[Raw records]
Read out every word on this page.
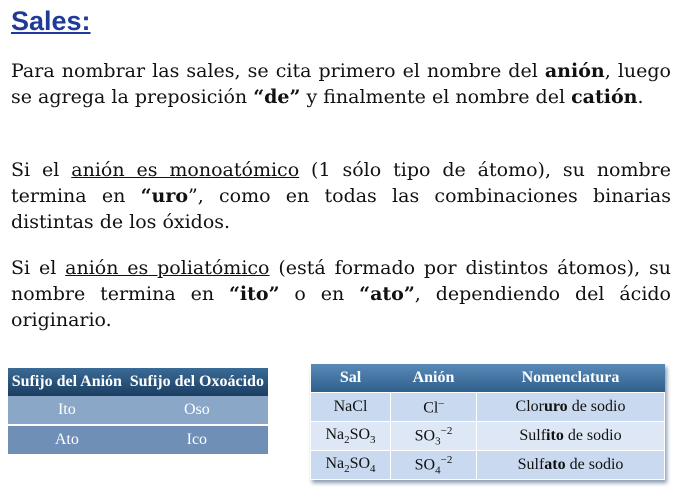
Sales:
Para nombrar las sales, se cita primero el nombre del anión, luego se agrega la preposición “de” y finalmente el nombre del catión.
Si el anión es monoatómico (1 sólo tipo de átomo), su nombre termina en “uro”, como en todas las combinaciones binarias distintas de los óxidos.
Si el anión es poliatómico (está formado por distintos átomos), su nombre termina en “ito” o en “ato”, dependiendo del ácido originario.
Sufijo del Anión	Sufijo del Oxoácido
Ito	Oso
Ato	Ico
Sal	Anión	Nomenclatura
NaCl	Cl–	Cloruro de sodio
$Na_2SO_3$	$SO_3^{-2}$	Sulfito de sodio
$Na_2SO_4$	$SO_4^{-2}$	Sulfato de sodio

* * *

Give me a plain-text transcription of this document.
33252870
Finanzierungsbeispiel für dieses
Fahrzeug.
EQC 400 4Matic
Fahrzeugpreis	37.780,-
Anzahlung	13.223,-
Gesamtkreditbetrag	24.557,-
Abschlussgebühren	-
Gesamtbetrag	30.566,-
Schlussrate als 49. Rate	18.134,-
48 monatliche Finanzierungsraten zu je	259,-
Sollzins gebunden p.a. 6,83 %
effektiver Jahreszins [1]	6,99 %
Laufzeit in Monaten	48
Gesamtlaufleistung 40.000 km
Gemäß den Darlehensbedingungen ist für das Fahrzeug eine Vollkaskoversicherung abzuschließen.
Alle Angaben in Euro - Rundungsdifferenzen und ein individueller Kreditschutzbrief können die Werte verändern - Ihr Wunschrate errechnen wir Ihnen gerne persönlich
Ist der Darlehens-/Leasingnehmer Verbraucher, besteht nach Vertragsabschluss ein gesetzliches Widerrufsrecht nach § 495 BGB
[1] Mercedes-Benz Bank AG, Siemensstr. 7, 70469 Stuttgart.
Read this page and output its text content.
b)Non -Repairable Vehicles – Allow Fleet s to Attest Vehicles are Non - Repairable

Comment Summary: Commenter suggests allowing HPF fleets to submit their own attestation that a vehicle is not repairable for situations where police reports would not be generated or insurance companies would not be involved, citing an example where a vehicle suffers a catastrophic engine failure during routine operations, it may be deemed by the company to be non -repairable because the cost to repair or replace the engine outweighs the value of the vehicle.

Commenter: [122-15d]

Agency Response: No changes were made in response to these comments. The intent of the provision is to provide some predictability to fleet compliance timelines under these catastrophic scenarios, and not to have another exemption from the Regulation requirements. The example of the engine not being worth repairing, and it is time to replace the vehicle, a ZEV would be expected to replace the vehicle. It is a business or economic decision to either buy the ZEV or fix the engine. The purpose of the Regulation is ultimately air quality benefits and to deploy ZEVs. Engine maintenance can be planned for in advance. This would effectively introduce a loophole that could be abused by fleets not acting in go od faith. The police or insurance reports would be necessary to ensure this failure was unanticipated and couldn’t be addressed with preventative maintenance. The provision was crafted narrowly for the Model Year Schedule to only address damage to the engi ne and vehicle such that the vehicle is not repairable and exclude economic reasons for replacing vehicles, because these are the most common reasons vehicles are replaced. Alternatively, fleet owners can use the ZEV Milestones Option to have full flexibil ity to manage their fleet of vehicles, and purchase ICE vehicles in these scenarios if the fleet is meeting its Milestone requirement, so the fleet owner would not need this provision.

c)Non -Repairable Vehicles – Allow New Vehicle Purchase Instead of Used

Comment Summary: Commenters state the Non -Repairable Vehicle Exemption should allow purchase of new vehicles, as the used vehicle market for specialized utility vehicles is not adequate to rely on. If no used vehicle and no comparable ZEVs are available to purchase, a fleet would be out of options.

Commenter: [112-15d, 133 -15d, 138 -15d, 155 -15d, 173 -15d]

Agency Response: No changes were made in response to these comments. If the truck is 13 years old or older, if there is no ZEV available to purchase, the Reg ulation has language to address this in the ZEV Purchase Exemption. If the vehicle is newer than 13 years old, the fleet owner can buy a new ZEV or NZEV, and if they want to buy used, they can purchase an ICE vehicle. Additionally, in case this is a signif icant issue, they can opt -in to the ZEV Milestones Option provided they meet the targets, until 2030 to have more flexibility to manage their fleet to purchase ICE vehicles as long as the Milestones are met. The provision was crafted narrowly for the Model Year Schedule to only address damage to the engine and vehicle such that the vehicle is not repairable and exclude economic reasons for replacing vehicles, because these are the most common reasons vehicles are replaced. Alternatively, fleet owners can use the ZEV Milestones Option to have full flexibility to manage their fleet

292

Stated goal: From the entries, report each line that includes the word "text".

Written response:
Give me a plain-text transcription of this document.
Read this page and output its text content.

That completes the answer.